> **WHAT YOU SHOULD DO**:
Without the pictures, repeat the listing character for character.

> **PROVIDED RECORDS**:
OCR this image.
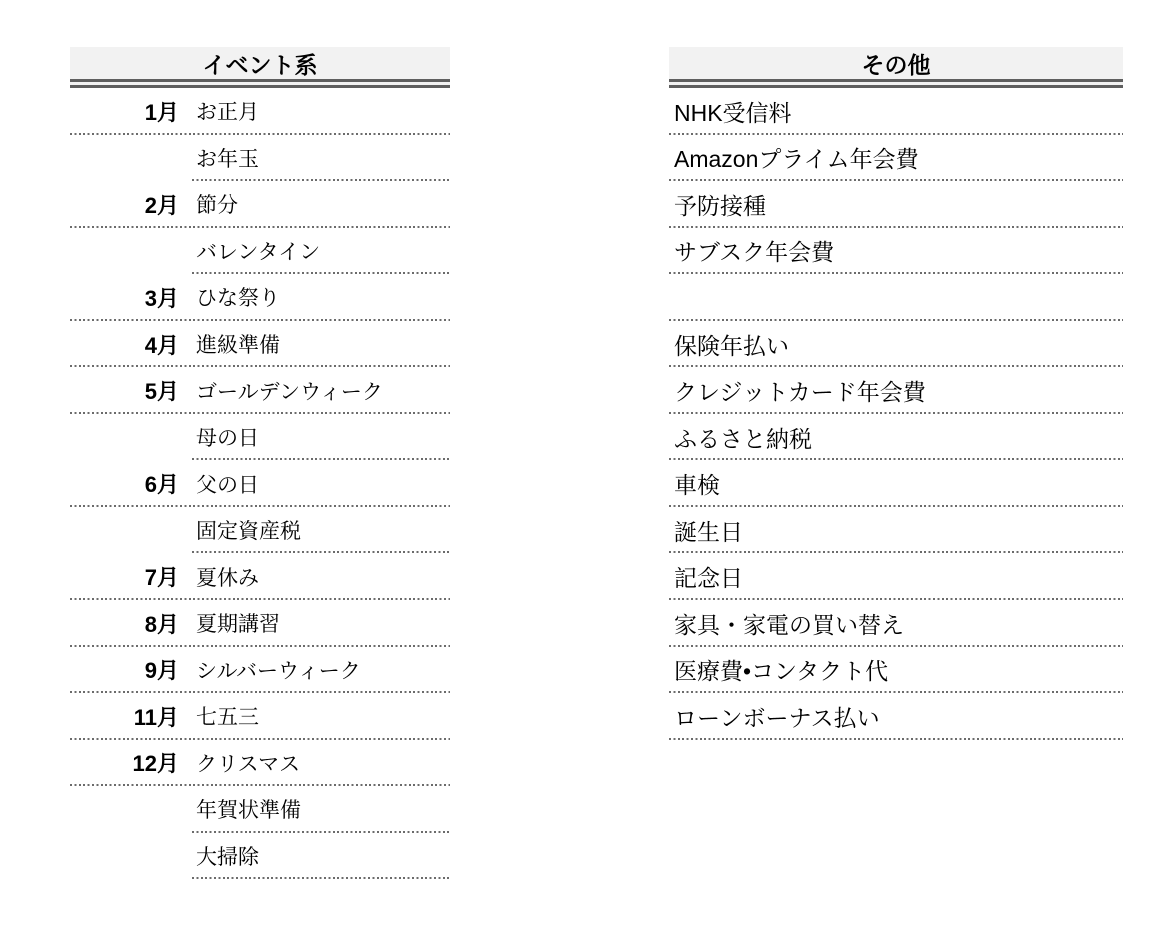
イベント系
1月 お正月
お年玉
2月 節分
バレンタイン
3月 ひな祭り
4月 進級準備
5月 ゴールデンウィーク
母の日
6月 父の日
固定資産税
7月 夏休み
8月 夏期講習
9月 シルバーウィーク
11月 七五三
12月 クリスマス
年賀状準備
大掃除
その他
NHK受信料
Amazonプライム年会費
予防接種
サブスク年会費
保険年払い
クレジットカード年会費
ふるさと納税
車検
誕生日
記念日
家具・家電の買い替え
医療費•コンタクト代
ローンボーナス払い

> **FINISHED TASK**:
OCR this image.
イベント系
1月 お正月
お年玉
2月 節分
バレンタイン
3月 ひな祭り
4月 進級準備
5月 ゴールデンウィーク
母の日
6月 父の日
固定資産税
7月 夏休み
8月 夏期講習
9月 シルバーウィーク
11月 七五三
12月 クリスマス
年賀状準備
大掃除
その他
NHK受信料
Amazonプライム年会費
予防接種
サブスク年会費
保険年払い
クレジットカード年会費
ふるさと納税
車検
誕生日
記念日
家具・家電の買い替え
医療費•コンタクト代
ローンボーナス払い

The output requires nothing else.